_Given exercise 1_
Answer these questions about the Firefighting Graph text.
(a) Who originally introduced the environment?
(b) In the base version, how many agents protect the line of N+1 houses?
(c) What two kinds of nodes make up the bipartite graph?

━━━

🔥 Firefighting Graph
====================================

The Fire Fighting Graph environment is a stylized Decentralized Partially Observable Markov Decision Process (Dec-POMDP) originally introduced by Oliehoek and Amato :cite:authorpar:`oliehoek2008exploiting`, :cite:authorpar:`oliehoek2016concise`. It serves as a classical benchmark for studying decision-making over Dynamic Bayesian Networks (DBNs) in cooperative multi-agent settings. This environment can model real-world domains such as epidemic control :cite:authorpar:`hu2024decentralized`, communication networks :cite:authorpar:`ooi1996decentralized`, :cite:authorpar:`mahajan2016decentralized`, and traffic systems :cite:authorpar:`soton351021`.

In the base version of the problem, a line of :math:`N+1` houses is protected by :math:`N` agents (firefighters), each responsible for extinguishing fires at two neighboring locations. The underlying structure can be represented as a bipartite graph, with agent nodes and house nodes.

━━━

_Given exercise 2_
In the records, rename "UI elements" to "interface elements" in everything from the start down to the line containing "List UI elements", leaving all else unchanged and omitting the pictures.

Stored data
━━━

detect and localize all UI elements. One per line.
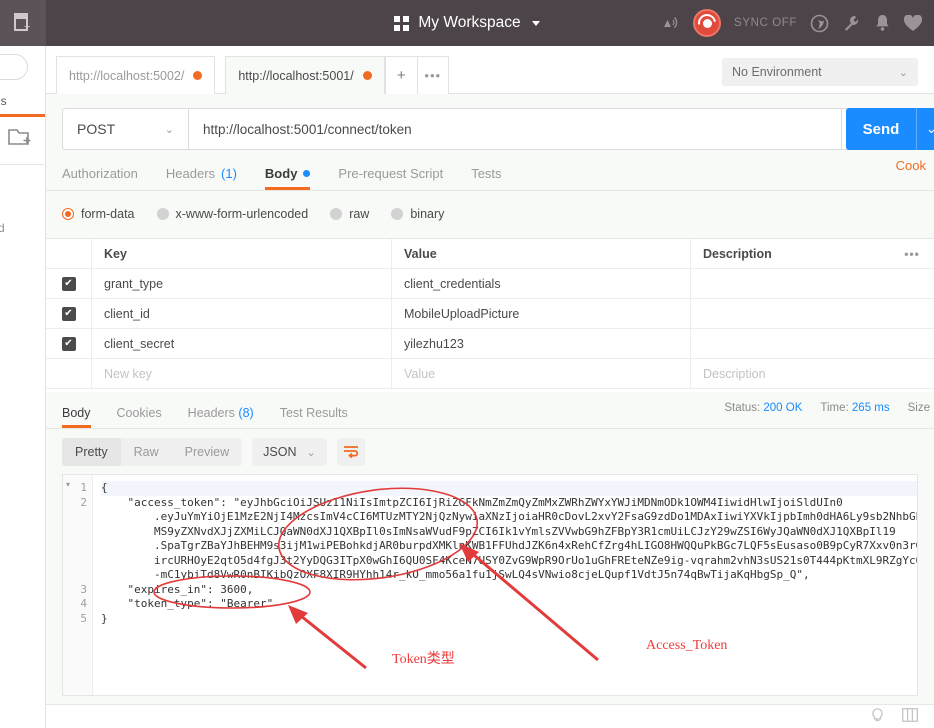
annotation-arrow-access-token-head [459, 543, 479, 562]
annotation-overlay [0, 0, 934, 728]
annotation-arrow-access-token-line [468, 550, 598, 660]
annotation-arrow-token-type-line [296, 612, 366, 668]
annotation-ellipse-access-token [273, 477, 483, 592]
postman-window: + My Workspace SY [0, 0, 934, 728]
annotation-ellipse-token-type [154, 576, 310, 608]
annotation-access-token-label: Access_Token [646, 638, 727, 654]
annotation-arrow-token-type-head [288, 605, 308, 624]
annotation-token-type-label: Token类型 [392, 648, 455, 668]
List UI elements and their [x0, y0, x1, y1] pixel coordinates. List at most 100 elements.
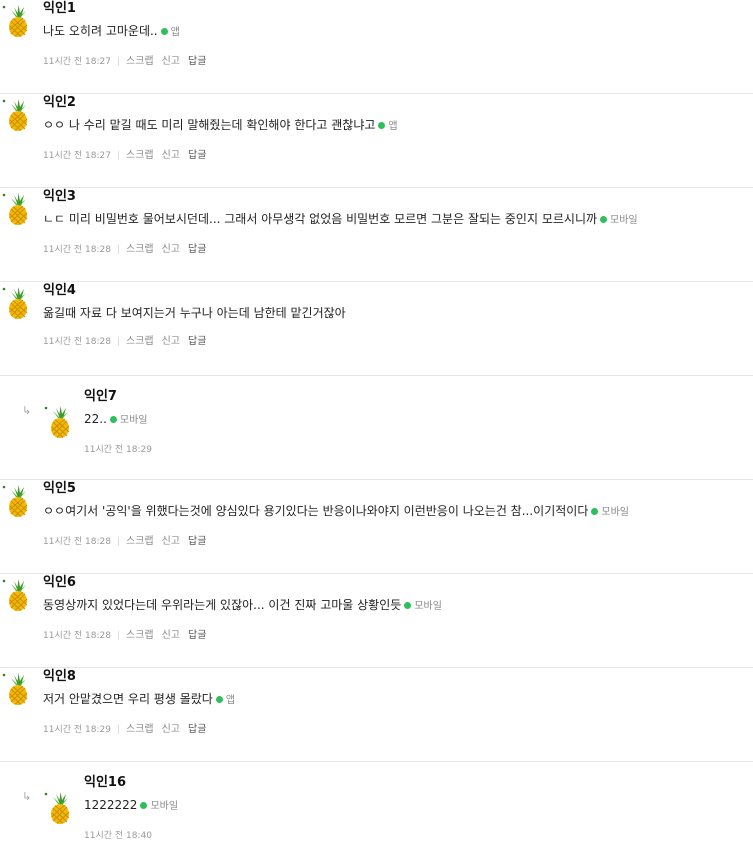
comment: 익인5 ㅇㅇ여기서 '공익'을 위했다는것에 양심있다 용기있다는 반응이나와야지…	[0, 482, 753, 574]
device-dot-icon	[591, 508, 599, 515]
reply-comment: ↳ 익인16 1222222 모바일 11시간 전 18:40	[0, 776, 753, 866]
reply-button[interactable]: 답글	[188, 630, 206, 641]
timestamp: 11시간 전 18:28	[43, 337, 111, 347]
pineapple-icon	[2, 98, 34, 132]
author-name: 익인16	[84, 775, 127, 790]
comment-body: 1222222 모바일	[84, 798, 753, 814]
report-button[interactable]: 신고	[162, 724, 180, 735]
comment-body: 동영상까지 있었다는데 우위라는게 있잖아... 이건 진짜 고마울 상황인듯 모…	[43, 598, 753, 614]
comment-list: 익인1 나도 오히려 고마운데.. 앱 11시간 전 18:27 | 스크랩 신고 답글 익인…	[0, 2, 753, 866]
timestamp: 11시간 전 18:29	[84, 445, 152, 455]
meta-divider: |	[116, 537, 120, 547]
comment: 익인2 ㅇㅇ 나 수리 맡길 때도 미리 말해줬는데 확인해야 한다고 괜찮냐고 앱…	[0, 96, 753, 188]
pineapple-icon	[44, 405, 76, 439]
timestamp: 11시간 전 18:28	[43, 537, 111, 547]
scrap-button[interactable]: 스크랩	[126, 630, 154, 641]
pineapple-icon	[2, 672, 34, 706]
comment-text: ㅇㅇ 나 수리 맡길 때도 미리 말해줬는데 확인해야 한다고 괜찮냐고	[43, 118, 376, 132]
device-dot-icon	[160, 28, 168, 35]
scrap-button[interactable]: 스크랩	[126, 536, 154, 547]
author-name: 익인3	[43, 189, 76, 204]
device-label: 앱	[225, 695, 236, 706]
scrap-button[interactable]: 스크랩	[126, 244, 154, 255]
comment-meta: 11시간 전 18:29	[84, 444, 753, 456]
report-button[interactable]: 신고	[162, 56, 180, 67]
comment-body: 저거 안맡겼으면 우리 평생 몰랐다 앱	[43, 692, 753, 708]
device-label: 앱	[388, 121, 398, 132]
meta-divider: |	[116, 151, 120, 161]
author-name: 익인5	[43, 481, 76, 496]
meta-divider: |	[116, 57, 120, 67]
reply-arrow-icon: ↳	[22, 790, 32, 803]
device-label: 모바일	[119, 415, 148, 426]
device-dot-icon	[140, 802, 148, 809]
device-badge: 모바일	[404, 600, 442, 614]
device-badge: 앱	[160, 26, 180, 40]
reply-button[interactable]: 답글	[188, 56, 206, 67]
report-button[interactable]: 신고	[162, 536, 180, 547]
timestamp: 11시간 전 18:28	[43, 245, 111, 255]
meta-divider: |	[116, 631, 120, 641]
report-button[interactable]: 신고	[162, 244, 180, 255]
reply-arrow-icon: ↳	[22, 404, 32, 417]
scrap-button[interactable]: 스크랩	[126, 724, 154, 735]
comment-body: 나도 오히려 고마운데.. 앱	[43, 24, 753, 40]
device-dot-icon	[404, 602, 412, 609]
device-dot-icon	[109, 416, 117, 423]
author-name: 익인4	[43, 283, 76, 298]
comment-body: 옮길때 자료 다 보여지는거 누구나 아는데 남한테 맡긴거잖아	[43, 306, 753, 320]
pineapple-icon	[2, 192, 34, 226]
reply-button[interactable]: 답글	[188, 536, 206, 547]
comment-meta: 11시간 전 18:28 | 스크랩 신고 답글	[43, 630, 753, 642]
comment: 익인4 옮길때 자료 다 보여지는거 누구나 아는데 남한테 맡긴거잖아 11시간 …	[0, 284, 753, 376]
comment-meta: 11시간 전 18:40	[84, 830, 753, 842]
comment-meta: 11시간 전 18:28 | 스크랩 신고 답글	[43, 244, 753, 256]
comment-meta: 11시간 전 18:27 | 스크랩 신고 답글	[43, 56, 753, 68]
timestamp: 11시간 전 18:29	[43, 725, 111, 735]
comment-body: ㄴㄷ 미리 비밀번호 물어보시던데... 그래서 아무생각 없었음 비밀번호 모…	[43, 212, 753, 228]
pineapple-icon	[44, 791, 76, 825]
device-badge: 모바일	[109, 414, 148, 428]
timestamp: 11시간 전 18:28	[43, 631, 111, 641]
comment-text: ㅇㅇ여기서 '공익'을 위했다는것에 양심있다 용기있다는 반응이나와야지 이런…	[43, 504, 589, 518]
device-label: 모바일	[610, 215, 638, 226]
timestamp: 11시간 전 18:40	[84, 831, 152, 841]
device-badge: 앱	[378, 120, 398, 134]
pineapple-icon	[2, 286, 34, 320]
device-badge: 모바일	[600, 214, 638, 228]
device-label: 모바일	[414, 601, 442, 612]
device-label: 모바일	[601, 507, 629, 518]
comment-text: 1222222	[84, 798, 138, 812]
comment-text: 동영상까지 있었다는데 우위라는게 있잖아... 이건 진짜 고마울 상황인듯	[43, 598, 402, 612]
comment: 익인6 동영상까지 있었다는데 우위라는게 있잖아... 이건 진짜 고마울 상황…	[0, 576, 753, 668]
device-badge: 모바일	[591, 506, 629, 520]
author-name: 익인2	[43, 95, 76, 110]
scrap-button[interactable]: 스크랩	[126, 336, 154, 347]
reply-button[interactable]: 답글	[188, 244, 206, 255]
report-button[interactable]: 신고	[162, 150, 180, 161]
report-button[interactable]: 신고	[162, 630, 180, 641]
scrap-button[interactable]: 스크랩	[126, 150, 154, 161]
device-dot-icon	[600, 216, 608, 223]
comment-text: ㄴㄷ 미리 비밀번호 물어보시던데... 그래서 아무생각 없었음 비밀번호 모…	[43, 212, 598, 226]
reply-button[interactable]: 답글	[188, 724, 206, 735]
comment: 익인8 저거 안맡겼으면 우리 평생 몰랐다 앱 11시간 전 18:29 | 스크랩 신고…	[0, 670, 753, 762]
author-name: 익인6	[43, 575, 76, 590]
scrap-button[interactable]: 스크랩	[126, 56, 154, 67]
comment-meta: 11시간 전 18:28 | 스크랩 신고 답글	[43, 536, 753, 548]
comment-meta: 11시간 전 18:28 | 스크랩 신고 답글	[43, 336, 753, 348]
reply-button[interactable]: 답글	[188, 150, 206, 161]
report-button[interactable]: 신고	[162, 336, 180, 347]
comment-body: ㅇㅇ 나 수리 맡길 때도 미리 말해줬는데 확인해야 한다고 괜찮냐고 앱	[43, 118, 753, 134]
device-badge: 모바일	[140, 800, 178, 814]
comment-text: 옮길때 자료 다 보여지는거 누구나 아는데 남한테 맡긴거잖아	[43, 306, 346, 320]
pineapple-icon	[2, 4, 34, 38]
pineapple-icon	[2, 484, 34, 518]
timestamp: 11시간 전 18:27	[43, 151, 111, 161]
comment-body: ㅇㅇ여기서 '공익'을 위했다는것에 양심있다 용기있다는 반응이나와야지 이런…	[43, 504, 753, 520]
device-dot-icon	[378, 122, 386, 129]
device-label: 모바일	[150, 801, 179, 812]
device-badge: 앱	[215, 694, 236, 708]
reply-button[interactable]: 답글	[188, 336, 206, 347]
comment-meta: 11시간 전 18:29 | 스크랩 신고 답글	[43, 724, 753, 736]
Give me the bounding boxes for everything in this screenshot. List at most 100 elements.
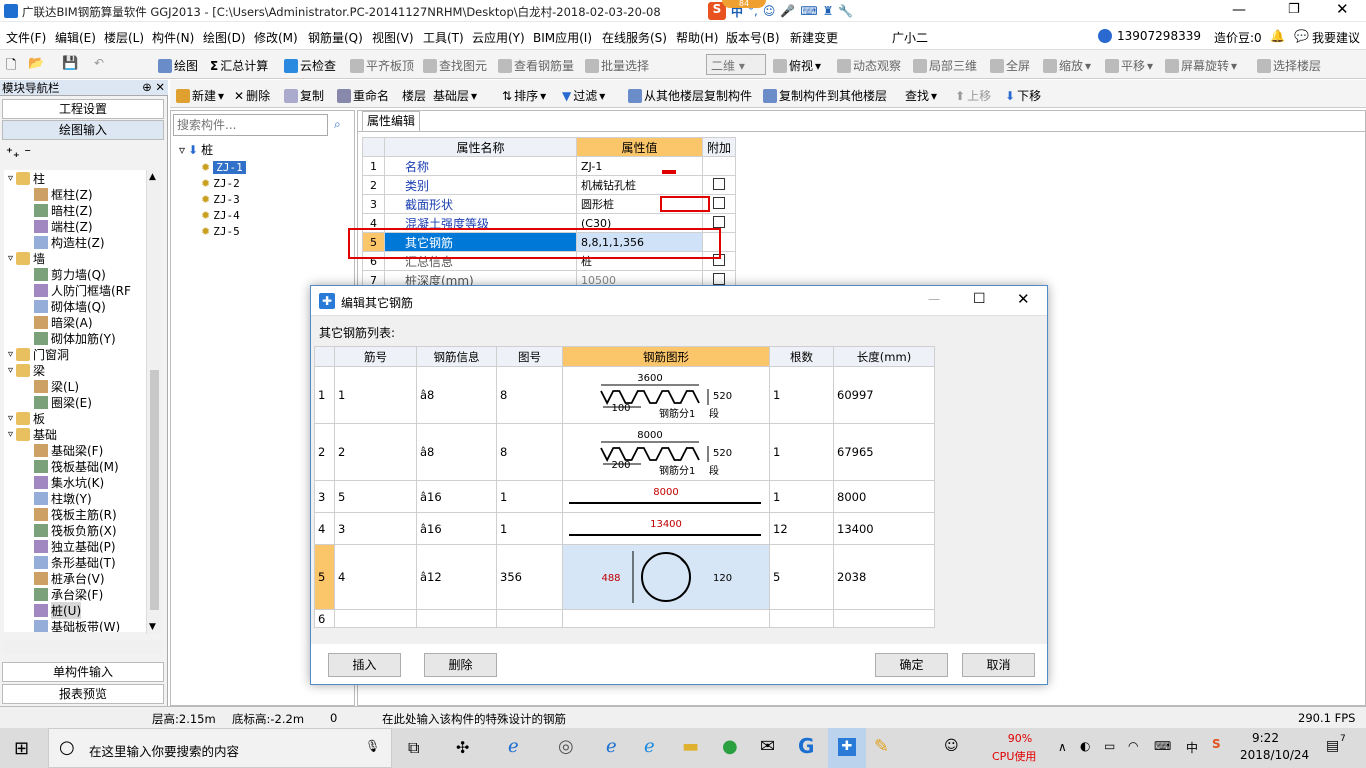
restore-button[interactable]: ❐	[1288, 2, 1300, 17]
tree-item[interactable]: 基础板带(W)	[4, 618, 146, 632]
view-mode-select[interactable]: 二维 ▾	[706, 54, 766, 75]
project-settings-button[interactable]: 工程设置	[2, 99, 164, 119]
drawing-input-button[interactable]: 绘图输入	[2, 120, 164, 140]
tree-item[interactable]: 砌体加筋(Y)	[4, 330, 146, 346]
local-3d-button[interactable]: 局部三维	[913, 57, 977, 74]
rebar-no-cell[interactable]	[334, 609, 417, 628]
undo-icon[interactable]: ↶	[94, 56, 104, 70]
rebar-fig-cell[interactable]: 1	[496, 512, 563, 545]
copy-to-floor-button[interactable]: 复制构件到其他楼层	[763, 87, 887, 104]
extra-checkbox[interactable]	[713, 196, 725, 209]
expand-toggle-icon[interactable]: ▿	[8, 413, 13, 424]
menu-draw[interactable]: 绘图(D)	[203, 29, 246, 46]
rebar-fig-cell[interactable]: 8	[496, 423, 563, 481]
copy-from-floor-button[interactable]: 从其他楼层复制构件	[628, 87, 752, 104]
component-item[interactable]: ✹ ZJ-1	[201, 159, 246, 175]
mic-icon[interactable]: 🎤	[780, 4, 795, 18]
tree-item[interactable]: 暗梁(A)	[4, 314, 146, 330]
tree-item[interactable]: 条形基础(T)	[4, 554, 146, 570]
move-up-button[interactable]: ⬆ 上移	[955, 87, 991, 104]
expand-toggle-icon[interactable]: ▿	[8, 365, 13, 376]
menu-assistant[interactable]: 广小二	[892, 29, 928, 46]
component-search-input[interactable]	[173, 114, 328, 136]
rebar-len-cell[interactable]: 67965	[833, 423, 935, 481]
rebar-row[interactable]: 3 5 â16 1 8000 1 8000	[314, 480, 935, 513]
keyboard-icon[interactable]: ⌨	[800, 4, 817, 18]
rebar-info-cell[interactable]: â8	[416, 366, 497, 424]
tree-item[interactable]: 人防门框墙(RF	[4, 282, 146, 298]
scroll-up-icon[interactable]: ▲	[149, 172, 156, 182]
menu-edit[interactable]: 编辑(E)	[55, 29, 96, 46]
expand-collapse-icon[interactable]: ⁺₊ ⁻	[6, 146, 31, 161]
rebar-info-cell[interactable]	[416, 609, 497, 628]
rebar-fig-cell[interactable]: 1	[496, 480, 563, 513]
tree-hscrollbar[interactable]	[4, 640, 162, 654]
tree-item[interactable]: 端柱(Z)	[4, 218, 146, 234]
menu-version[interactable]: 版本号(B)	[726, 29, 780, 46]
scroll-down-icon[interactable]: ▼	[149, 622, 156, 632]
tree-item[interactable]: 桩(U)	[4, 601, 146, 619]
batch-select-button[interactable]: 批量选择	[585, 57, 649, 74]
tree-item[interactable]: 柱墩(Y)	[4, 490, 146, 506]
top-view-button[interactable]: 俯视 ▾	[773, 57, 821, 74]
move-down-button[interactable]: ⬇ 下移	[1005, 87, 1041, 104]
extra-checkbox[interactable]	[713, 215, 725, 228]
menu-view[interactable]: 视图(V)	[372, 29, 414, 46]
clock-date[interactable]: 2018/10/24	[1240, 748, 1309, 762]
draw-button[interactable]: 绘图	[158, 57, 198, 74]
rebar-row[interactable]: 6	[314, 609, 935, 628]
people-icon[interactable]: ☺	[944, 738, 959, 754]
report-preview-button[interactable]: 报表预览	[2, 684, 164, 704]
tree-item[interactable]: 独立基础(P)	[4, 538, 146, 554]
cancel-button[interactable]: 取消	[962, 653, 1035, 677]
filter-button[interactable]: ▼ 过滤 ▾	[562, 87, 605, 104]
microphone-icon[interactable]: 🎙	[365, 739, 380, 753]
rebar-len-cell[interactable]: 2038	[833, 544, 935, 610]
wrench-icon[interactable]: 🔧	[838, 4, 853, 18]
rebar-shape-cell[interactable]: 488 120	[562, 544, 770, 610]
rebar-row[interactable]: 4 3 â16 1 13400 12 13400	[314, 512, 935, 545]
mail-icon[interactable]: ✉	[760, 736, 775, 757]
rebar-row[interactable]: 5 4 â12 356 488 120 5 2038	[314, 544, 935, 610]
menu-component[interactable]: 构件(N)	[152, 29, 194, 46]
expand-toggle-icon[interactable]: ▿	[8, 429, 13, 440]
property-tab[interactable]: 属性编辑	[362, 111, 420, 131]
copy-component-button[interactable]: 复制	[284, 87, 324, 104]
floor-select[interactable]: 基础层 ▾	[433, 87, 489, 104]
minimize-button[interactable]: —	[1232, 2, 1246, 18]
rebar-no-cell[interactable]: 2	[334, 423, 417, 481]
menu-bim[interactable]: BIM应用(I)	[533, 29, 592, 46]
component-root[interactable]: ▿ ⬇ 桩	[179, 141, 213, 158]
rebar-no-cell[interactable]: 4	[334, 544, 417, 610]
tree-item[interactable]: 筏板基础(M)	[4, 458, 146, 474]
tree-item[interactable]: 梁(L)	[4, 378, 146, 394]
expand-toggle-icon[interactable]: ▿	[8, 253, 13, 264]
taskbar-search-box[interactable]: ○ 在这里输入你要搜索的内容 🎙	[48, 728, 392, 768]
action-center-icon[interactable]: ▤	[1326, 738, 1339, 754]
menu-rebar-qty[interactable]: 钢筋量(Q)	[308, 29, 363, 46]
tree-item[interactable]: 构造柱(Z)	[4, 234, 146, 250]
rebar-shape-cell[interactable]: 3600 520 100 钢筋分1 段	[562, 366, 770, 424]
component-item[interactable]: ✹ ZJ-5	[201, 223, 246, 239]
suggest-link[interactable]: 我要建议	[1312, 29, 1360, 46]
dialog-maximize-button[interactable]: ☐	[973, 291, 986, 307]
battery-icon[interactable]: ▭	[1104, 739, 1115, 753]
delete-component-button[interactable]: ✕ 删除	[234, 87, 270, 104]
glodon-g-icon[interactable]: G	[798, 734, 814, 758]
rebar-count-cell[interactable]: 5	[769, 544, 834, 610]
wifi-icon[interactable]: ◠	[1128, 739, 1138, 753]
menu-new-change[interactable]: 新建变更	[790, 29, 838, 46]
sort-button[interactable]: ⇅ 排序 ▾	[502, 87, 546, 104]
rebar-fig-cell[interactable]	[496, 609, 563, 628]
component-item[interactable]: ✹ ZJ-3	[201, 191, 246, 207]
tray-app-icon[interactable]: ◐	[1080, 739, 1090, 753]
rebar-shape-cell[interactable]: 8000	[562, 480, 770, 513]
tree-item[interactable]: 集水坑(K)	[4, 474, 146, 490]
menu-floor[interactable]: 楼层(L)	[104, 29, 144, 46]
save-icon[interactable]: 💾	[62, 56, 78, 71]
file-explorer-icon[interactable]: ▬	[682, 736, 699, 757]
property-value[interactable]: ZJ-1	[576, 156, 703, 176]
menu-cloud[interactable]: 云应用(Y)	[472, 29, 525, 46]
ime-indicator[interactable]: 中	[1186, 739, 1198, 756]
rebar-count-cell[interactable]: 12	[769, 512, 834, 545]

━━━

_Task output 1_
(a) Oliehoek and Amato.
(b) N agents (firefighters).
(c) Agent nodes and house nodes.

_Task output 2_
detect and localize all interface elements. One per line.
annotation-arrow-access-token-head [459, 543, 479, 562]
annotation-overlay [0, 0, 934, 728]
annotation-arrow-access-token-line [468, 550, 598, 660]
annotation-arrow-token-type-line [296, 612, 366, 668]
annotation-ellipse-access-token [273, 477, 483, 592]
postman-window: + My Workspace SY [0, 0, 934, 728]
annotation-ellipse-token-type [154, 576, 310, 608]
annotation-access-token-label: Access_Token [646, 638, 727, 654]
annotation-arrow-token-type-head [288, 605, 308, 624]
annotation-token-type-label: Token类型 [392, 648, 455, 668]
List interface elements and their [x0, y0, x1, y1] pixel coordinates. List at most 100 elements.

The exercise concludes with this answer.